▶

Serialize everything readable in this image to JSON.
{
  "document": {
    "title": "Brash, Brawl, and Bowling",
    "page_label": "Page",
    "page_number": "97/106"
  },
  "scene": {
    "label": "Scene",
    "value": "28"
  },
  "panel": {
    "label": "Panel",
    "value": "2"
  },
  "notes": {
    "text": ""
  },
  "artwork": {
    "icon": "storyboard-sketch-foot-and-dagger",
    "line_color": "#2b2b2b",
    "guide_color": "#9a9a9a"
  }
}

◀

WORK REQUIRED: Repeat the material word for word, in full.

EXERCISE ANSWER:
Serialize everything readable in this image to JSON.
{
  "document": {
    "title": "Brash, Brawl, and Bowling",
    "page_label": "Page",
    "page_number": "97/106"
  },
  "scene": {
    "label": "Scene",
    "value": "28"
  },
  "panel": {
    "label": "Panel",
    "value": "2"
  },
  "notes": {
    "text": ""
  },
  "artwork": {
    "icon": "storyboard-sketch-foot-and-dagger",
    "line_color": "#2b2b2b",
    "guide_color": "#9a9a9a"
  }
}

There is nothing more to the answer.